§ **INFORMATION GIVEN**:
------

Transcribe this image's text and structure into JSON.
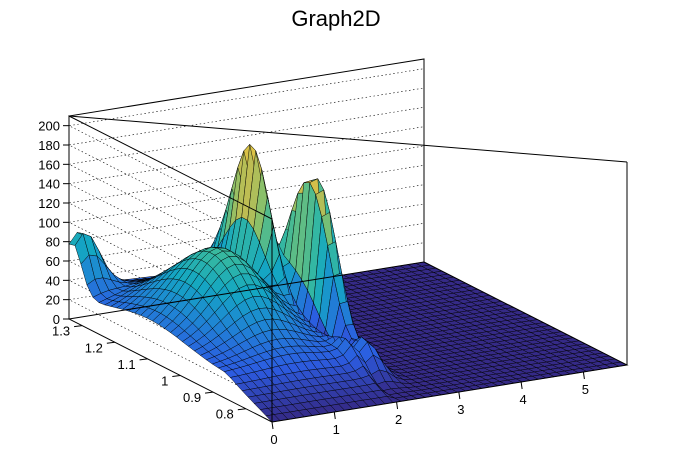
{
  "chart_data": {
    "type": "surface",
    "title": "Graph2D",
    "xlabel": "",
    "ylabel": "",
    "zlabel": "",
    "xlim": [
      0,
      5.7
    ],
    "ylim": [
      0.72,
      1.34
    ],
    "zlim": [
      0,
      210
    ],
    "x_ticks": [
      "0",
      "1",
      "2",
      "3",
      "4",
      "5"
    ],
    "y_ticks": [
      "0.8",
      "0.9",
      "1",
      "1.1",
      "1.2",
      "1.3"
    ],
    "z_ticks": [
      "0",
      "20",
      "40",
      "60",
      "80",
      "100",
      "120",
      "140",
      "160",
      "180",
      "200"
    ],
    "grid": true,
    "colormap": [
      "#352a87",
      "#2c5ce1",
      "#1f84d4",
      "#14a7c2",
      "#38b99e",
      "#85c06c",
      "#c7bd4f",
      "#f6c83a",
      "#f9fb0e"
    ],
    "peaks": [
      {
        "x": 1.9,
        "y": 1.32,
        "z": 130
      },
      {
        "x": 2.4,
        "y": 1.0,
        "z": 185
      },
      {
        "x": 2.45,
        "y": 1.1,
        "z": 200
      }
    ]
  }
}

------

Copy the data exactly. Any picture it contains is to be omitted.

Transcribe this image's text and structure into JSON.
{
  "chart_data": {
    "type": "surface",
    "title": "Graph2D",
    "xlabel": "",
    "ylabel": "",
    "zlabel": "",
    "xlim": [
      0,
      5.7
    ],
    "ylim": [
      0.72,
      1.34
    ],
    "zlim": [
      0,
      210
    ],
    "x_ticks": [
      "0",
      "1",
      "2",
      "3",
      "4",
      "5"
    ],
    "y_ticks": [
      "0.8",
      "0.9",
      "1",
      "1.1",
      "1.2",
      "1.3"
    ],
    "z_ticks": [
      "0",
      "20",
      "40",
      "60",
      "80",
      "100",
      "120",
      "140",
      "160",
      "180",
      "200"
    ],
    "grid": true,
    "colormap": [
      "#352a87",
      "#2c5ce1",
      "#1f84d4",
      "#14a7c2",
      "#38b99e",
      "#85c06c",
      "#c7bd4f",
      "#f6c83a",
      "#f9fb0e"
    ],
    "peaks": [
      {
        "x": 1.9,
        "y": 1.32,
        "z": 130
      },
      {
        "x": 2.4,
        "y": 1.0,
        "z": 185
      },
      {
        "x": 2.45,
        "y": 1.1,
        "z": 200
      }
    ]
  }
}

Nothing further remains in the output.